* Data records:
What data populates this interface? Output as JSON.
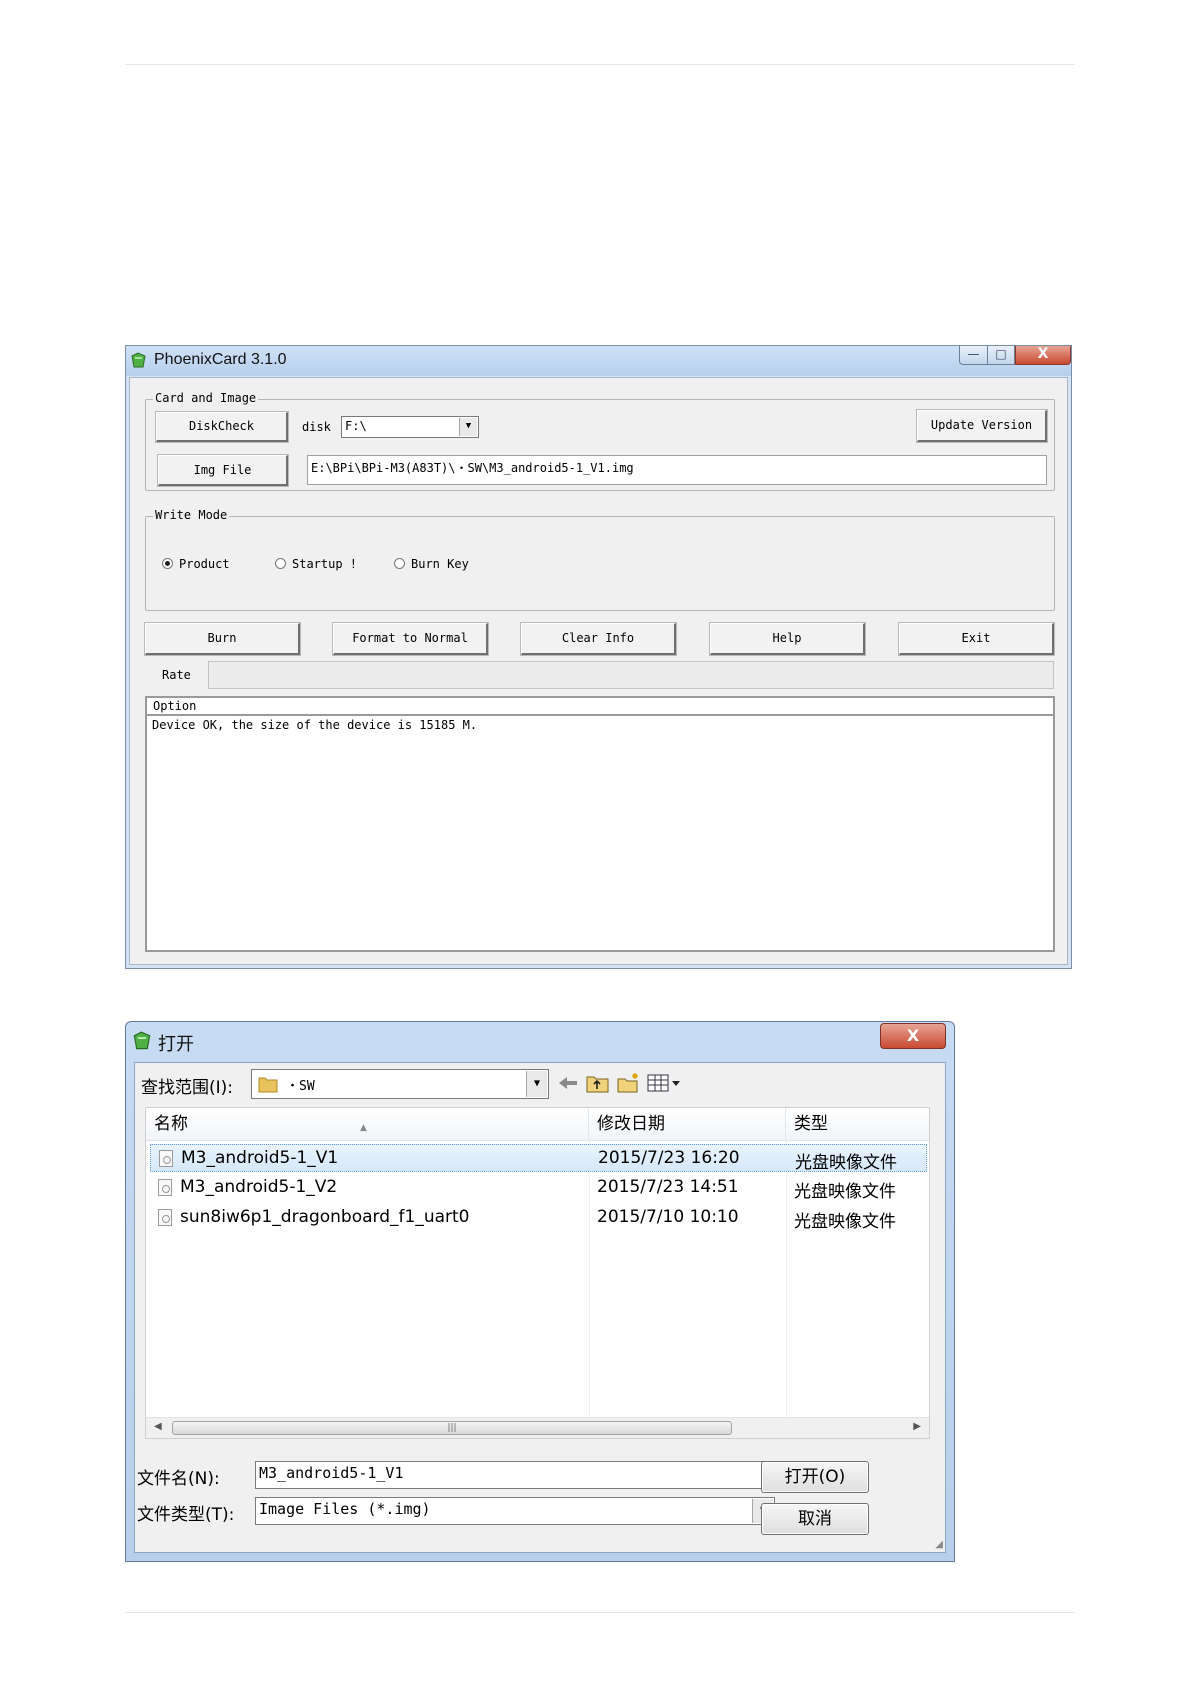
{
  "phoenix": {
    "title": "PhoenixCard 3.1.0",
    "controls": {
      "minimize": "—",
      "maximize": "□",
      "close": "X"
    },
    "card_group": {
      "legend": "Card and Image",
      "diskcheck_label": "DiskCheck",
      "disk_label": "disk",
      "disk_value": "F:\\",
      "update_label": "Update Version",
      "imgfile_label": "Img File",
      "img_path": "E:\\BPi\\BPi-M3(A83T)\\・SW\\M3_android5-1_V1.img"
    },
    "write_mode": {
      "legend": "Write Mode",
      "options": [
        {
          "label": "Product",
          "selected": true
        },
        {
          "label": "Startup !",
          "selected": false
        },
        {
          "label": "Burn Key",
          "selected": false
        }
      ]
    },
    "actions": [
      "Burn",
      "Format to Normal",
      "Clear Info",
      "Help",
      "Exit"
    ],
    "rate_label": "Rate",
    "option_header": "Option",
    "option_message": "Device OK, the size of the device is 15185 M."
  },
  "open_dialog": {
    "title": "打开",
    "close": "X",
    "lookin_label": "查找范围(I):",
    "lookin_value": "・SW",
    "columns": [
      "名称",
      "修改日期",
      "类型"
    ],
    "files": [
      {
        "name": "M3_android5-1_V1",
        "date": "2015/7/23 16:20",
        "type": "光盘映像文件",
        "selected": true
      },
      {
        "name": "M3_android5-1_V2",
        "date": "2015/7/23 14:51",
        "type": "光盘映像文件",
        "selected": false
      },
      {
        "name": "sun8iw6p1_dragonboard_f1_uart0",
        "date": "2015/7/10 10:10",
        "type": "光盘映像文件",
        "selected": false
      }
    ],
    "filename_label": "文件名(N):",
    "filename_value": "M3_android5-1_V1",
    "filetype_label": "文件类型(T):",
    "filetype_value": "Image Files (*.img)",
    "open_button": "打开(O)",
    "cancel_button": "取消"
  },
  "icons": [
    "phoenix-app-icon",
    "folder-icon",
    "back-arrow-icon",
    "up-folder-icon",
    "new-folder-icon",
    "view-menu-icon",
    "file-icon"
  ]
}
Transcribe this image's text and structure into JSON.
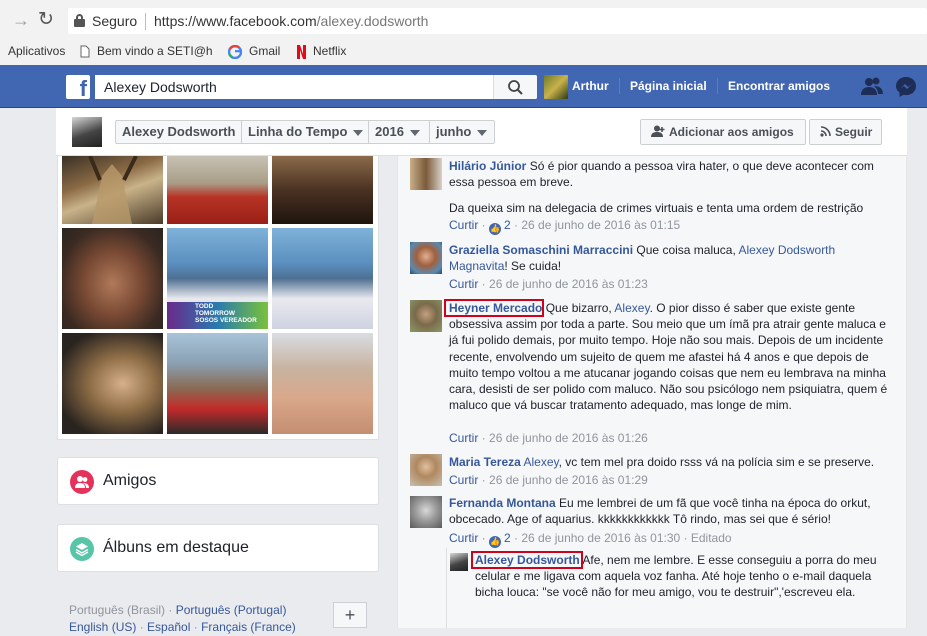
{
  "browser": {
    "secure_label": "Seguro",
    "url_host": "https://www.facebook.com",
    "url_path": "/alexey.dodsworth",
    "bookmarks": [
      "Aplicativos",
      "Bem vindo a SETI@h",
      "Gmail",
      "Netflix"
    ]
  },
  "fb": {
    "search_value": "Alexey Dodsworth",
    "user_name": "Arthur",
    "nav_home": "Página inicial",
    "nav_find_friends": "Encontrar amigos"
  },
  "timeline": {
    "name": "Alexey Dodsworth",
    "section": "Linha do Tempo",
    "year": "2016",
    "month": "junho",
    "add_friend": "Adicionar aos amigos",
    "follow": "Seguir"
  },
  "left": {
    "friends_title": "Amigos",
    "albums_title": "Álbuns em destaque",
    "photo_overlay_lines": [
      "TODD",
      "TOMORROW",
      "SOSOS",
      "VEREADOR"
    ],
    "langs_line1_current": "Português (Brasil)",
    "langs_line1_link": "Português (Portugal)",
    "langs_line2": [
      "English (US)",
      "Español",
      "Français (France)"
    ],
    "langs_plus": "+"
  },
  "comments": [
    {
      "author": "Hilário Júnior",
      "text": "Só é pior quando a pessoa vira hater, o que deve acontecer com essa pessoa em breve.",
      "text2": "Da queixa sim na delegacia de crimes virtuais e tenta uma ordem de restrição",
      "like": "Curtir",
      "likes": "2",
      "time": "26 de junho de 2016 às 01:15"
    },
    {
      "author": "Graziella Somaschini Marraccini",
      "text_pre": "Que coisa maluca,",
      "mention1": "Alexey Dodsworth",
      "mention2": "Magnavita",
      "text_post": "! Se cuida!",
      "like": "Curtir",
      "time": "26 de junho de 2016 às 01:23"
    },
    {
      "author": "Heyner Mercado",
      "text_pre": "Que bizarro,",
      "mention": "Alexey",
      "text_post": ". O pior disso é saber que existe gente obsessiva assim por toda a parte. Sou meio que um ímã pra atrair gente maluca e já fui polido demais, por muito tempo. Hoje não sou mais. Depois de um incidente recente, envolvendo um sujeito de quem me afastei há 4 anos e que depois de muito tempo voltou a me atucanar jogando coisas que nem eu lembrava na minha cara, desisti de ser polido com maluco. Não sou psicólogo nem psiquiatra, quem é maluco que vá buscar tratamento adequado, mas longe de mim.",
      "like": "Curtir",
      "time": "26 de junho de 2016 às 01:26"
    },
    {
      "author": "Maria Tereza",
      "mention": "Alexey",
      "text_post": ", vc tem mel pra doido rsss vá na polícia sim e se preserve.",
      "like": "Curtir",
      "time": "26 de junho de 2016 às 01:29"
    },
    {
      "author": "Fernanda Montana",
      "text": "Eu me lembrei de um fã que você tinha na época do orkut, obcecado. Age of aquarius. kkkkkkkkkkkk Tô rindo, mas sei que é sério!",
      "like": "Curtir",
      "likes": "2",
      "time": "26 de junho de 2016 às 01:30",
      "edited": "Editado"
    },
    {
      "author": "Alexey Dodsworth",
      "text": "Afe, nem me lembre. E esse conseguiu a porra do meu celular e me ligava com aquela voz fanha. Até hoje tenho o e-mail daquela bicha louca: \"se você não for meu amigo, vou te destruir\",'escreveu ela."
    }
  ],
  "colors": {
    "fb_blue": "#4267b2",
    "link": "#365899",
    "highlight": "#d0021b"
  }
}
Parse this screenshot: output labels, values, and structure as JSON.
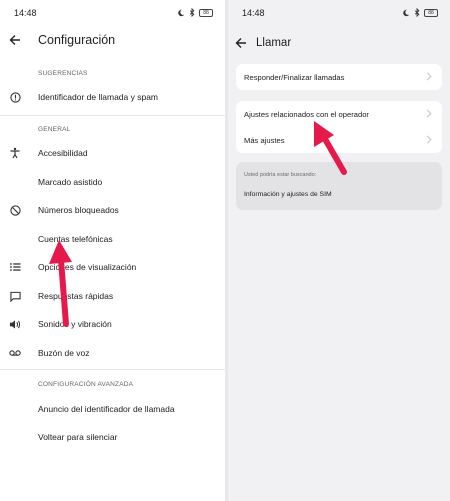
{
  "left": {
    "status": {
      "time": "14:48",
      "battery": "88"
    },
    "title": "Configuración",
    "sections": [
      {
        "header": "SUGERENCIAS",
        "items": [
          {
            "label": "Identificador de llamada y spam",
            "icon": "info-icon"
          }
        ]
      },
      {
        "header": "GENERAL",
        "items": [
          {
            "label": "Accesibilidad",
            "icon": "accessibility-icon"
          },
          {
            "label": "Marcado asistido",
            "icon": ""
          },
          {
            "label": "Números bloqueados",
            "icon": "block-icon"
          },
          {
            "label": "Cuentas telefónicas",
            "icon": ""
          },
          {
            "label": "Opciones de visualización",
            "icon": "list-icon"
          },
          {
            "label": "Respuestas rápidas",
            "icon": "chat-icon"
          },
          {
            "label": "Sonidos y vibración",
            "icon": "volume-icon"
          },
          {
            "label": "Buzón de voz",
            "icon": "voicemail-icon"
          }
        ]
      },
      {
        "header": "CONFIGURACIÓN AVANZADA",
        "items": [
          {
            "label": "Anuncio del identificador de llamada",
            "icon": ""
          },
          {
            "label": "Voltear para silenciar",
            "icon": ""
          }
        ]
      }
    ]
  },
  "right": {
    "status": {
      "time": "14:48",
      "battery": "88"
    },
    "title": "Llamar",
    "card1": [
      "Responder/Finalizar llamadas"
    ],
    "card2": [
      "Ajustes relacionados con el operador",
      "Más ajustes"
    ],
    "search": {
      "hint": "Usted podría estar buscando:",
      "result": "Información y ajustes de SIM"
    }
  },
  "colors": {
    "arrow": "#e6194b",
    "panel_bg": "#f1f1f3",
    "card_bg": "#ffffff",
    "search_bg": "#e3e3e5"
  }
}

* Problem statement: Strip out the pictures and quote the remaining data word for word.

* Full solution:
What data populates this interface? Output as JSON.
{
  "phoenix": {
    "title": "PhoenixCard 3.1.0",
    "controls": {
      "minimize": "—",
      "maximize": "□",
      "close": "X"
    },
    "card_group": {
      "legend": "Card and Image",
      "diskcheck_label": "DiskCheck",
      "disk_label": "disk",
      "disk_value": "F:\\",
      "update_label": "Update Version",
      "imgfile_label": "Img File",
      "img_path": "E:\\BPi\\BPi-M3(A83T)\\・SW\\M3_android5-1_V1.img"
    },
    "write_mode": {
      "legend": "Write Mode",
      "options": [
        {
          "label": "Product",
          "selected": true
        },
        {
          "label": "Startup !",
          "selected": false
        },
        {
          "label": "Burn Key",
          "selected": false
        }
      ]
    },
    "actions": [
      "Burn",
      "Format to Normal",
      "Clear Info",
      "Help",
      "Exit"
    ],
    "rate_label": "Rate",
    "option_header": "Option",
    "option_message": "Device OK, the size of the device is 15185 M."
  },
  "open_dialog": {
    "title": "打开",
    "close": "X",
    "lookin_label": "查找范围(I):",
    "lookin_value": "・SW",
    "columns": [
      "名称",
      "修改日期",
      "类型"
    ],
    "files": [
      {
        "name": "M3_android5-1_V1",
        "date": "2015/7/23 16:20",
        "type": "光盘映像文件",
        "selected": true
      },
      {
        "name": "M3_android5-1_V2",
        "date": "2015/7/23 14:51",
        "type": "光盘映像文件",
        "selected": false
      },
      {
        "name": "sun8iw6p1_dragonboard_f1_uart0",
        "date": "2015/7/10 10:10",
        "type": "光盘映像文件",
        "selected": false
      }
    ],
    "filename_label": "文件名(N):",
    "filename_value": "M3_android5-1_V1",
    "filetype_label": "文件类型(T):",
    "filetype_value": "Image Files (*.img)",
    "open_button": "打开(O)",
    "cancel_button": "取消"
  },
  "icons": [
    "phoenix-app-icon",
    "folder-icon",
    "back-arrow-icon",
    "up-folder-icon",
    "new-folder-icon",
    "view-menu-icon",
    "file-icon"
  ]
}
Transcribe this image's text and structure into JSON.
{
  "browser": {
    "secure_label": "Seguro",
    "url_host": "https://www.facebook.com",
    "url_path": "/alexey.dodsworth",
    "bookmarks": [
      "Aplicativos",
      "Bem vindo a SETI@h",
      "Gmail",
      "Netflix"
    ]
  },
  "fb": {
    "search_value": "Alexey Dodsworth",
    "user_name": "Arthur",
    "nav_home": "Página inicial",
    "nav_find_friends": "Encontrar amigos"
  },
  "timeline": {
    "name": "Alexey Dodsworth",
    "section": "Linha do Tempo",
    "year": "2016",
    "month": "junho",
    "add_friend": "Adicionar aos amigos",
    "follow": "Seguir"
  },
  "left": {
    "friends_title": "Amigos",
    "albums_title": "Álbuns em destaque",
    "photo_overlay_lines": [
      "TODD",
      "TOMORROW",
      "SOSOS",
      "VEREADOR"
    ],
    "langs_line1_current": "Português (Brasil)",
    "langs_line1_link": "Português (Portugal)",
    "langs_line2": [
      "English (US)",
      "Español",
      "Français (France)"
    ],
    "langs_plus": "+"
  },
  "comments": [
    {
      "author": "Hilário Júnior",
      "text": "Só é pior quando a pessoa vira hater, o que deve acontecer com essa pessoa em breve.",
      "text2": "Da queixa sim na delegacia de crimes virtuais e tenta uma ordem de restrição",
      "like": "Curtir",
      "likes": "2",
      "time": "26 de junho de 2016 às 01:15"
    },
    {
      "author": "Graziella Somaschini Marraccini",
      "text_pre": "Que coisa maluca,",
      "mention1": "Alexey Dodsworth",
      "mention2": "Magnavita",
      "text_post": "! Se cuida!",
      "like": "Curtir",
      "time": "26 de junho de 2016 às 01:23"
    },
    {
      "author": "Heyner Mercado",
      "text_pre": "Que bizarro,",
      "mention": "Alexey",
      "text_post": ". O pior disso é saber que existe gente obsessiva assim por toda a parte. Sou meio que um ímã pra atrair gente maluca e já fui polido demais, por muito tempo. Hoje não sou mais. Depois de um incidente recente, envolvendo um sujeito de quem me afastei há 4 anos e que depois de muito tempo voltou a me atucanar jogando coisas que nem eu lembrava na minha cara, desisti de ser polido com maluco. Não sou psicólogo nem psiquiatra, quem é maluco que vá buscar tratamento adequado, mas longe de mim.",
      "like": "Curtir",
      "time": "26 de junho de 2016 às 01:26"
    },
    {
      "author": "Maria Tereza",
      "mention": "Alexey",
      "text_post": ", vc tem mel pra doido rsss vá na polícia sim e se preserve.",
      "like": "Curtir",
      "time": "26 de junho de 2016 às 01:29"
    },
    {
      "author": "Fernanda Montana",
      "text": "Eu me lembrei de um fã que você tinha na época do orkut, obcecado. Age of aquarius. kkkkkkkkkkkk Tô rindo, mas sei que é sério!",
      "like": "Curtir",
      "likes": "2",
      "time": "26 de junho de 2016 às 01:30",
      "edited": "Editado"
    },
    {
      "author": "Alexey Dodsworth",
      "text": "Afe, nem me lembre. E esse conseguiu a porra do meu celular e me ligava com aquela voz fanha. Até hoje tenho o e-mail daquela bicha louca: \"se você não for meu amigo, vou te destruir\",'escreveu ela."
    }
  ],
  "colors": {
    "fb_blue": "#4267b2",
    "link": "#365899",
    "highlight": "#d0021b"
  }
}
Parse this screenshot: output labels, values, and structure as JSON.
{
  "left": {
    "status": {
      "time": "14:48",
      "battery": "88"
    },
    "title": "Configuración",
    "sections": [
      {
        "header": "SUGERENCIAS",
        "items": [
          {
            "label": "Identificador de llamada y spam",
            "icon": "info-icon"
          }
        ]
      },
      {
        "header": "GENERAL",
        "items": [
          {
            "label": "Accesibilidad",
            "icon": "accessibility-icon"
          },
          {
            "label": "Marcado asistido",
            "icon": ""
          },
          {
            "label": "Números bloqueados",
            "icon": "block-icon"
          },
          {
            "label": "Cuentas telefónicas",
            "icon": ""
          },
          {
            "label": "Opciones de visualización",
            "icon": "list-icon"
          },
          {
            "label": "Respuestas rápidas",
            "icon": "chat-icon"
          },
          {
            "label": "Sonidos y vibración",
            "icon": "volume-icon"
          },
          {
            "label": "Buzón de voz",
            "icon": "voicemail-icon"
          }
        ]
      },
      {
        "header": "CONFIGURACIÓN AVANZADA",
        "items": [
          {
            "label": "Anuncio del identificador de llamada",
            "icon": ""
          },
          {
            "label": "Voltear para silenciar",
            "icon": ""
          }
        ]
      }
    ]
  },
  "right": {
    "status": {
      "time": "14:48",
      "battery": "88"
    },
    "title": "Llamar",
    "card1": [
      "Responder/Finalizar llamadas"
    ],
    "card2": [
      "Ajustes relacionados con el operador",
      "Más ajustes"
    ],
    "search": {
      "hint": "Usted podría estar buscando:",
      "result": "Información y ajustes de SIM"
    }
  },
  "colors": {
    "arrow": "#e6194b",
    "panel_bg": "#f1f1f3",
    "card_bg": "#ffffff",
    "search_bg": "#e3e3e5"
  }
}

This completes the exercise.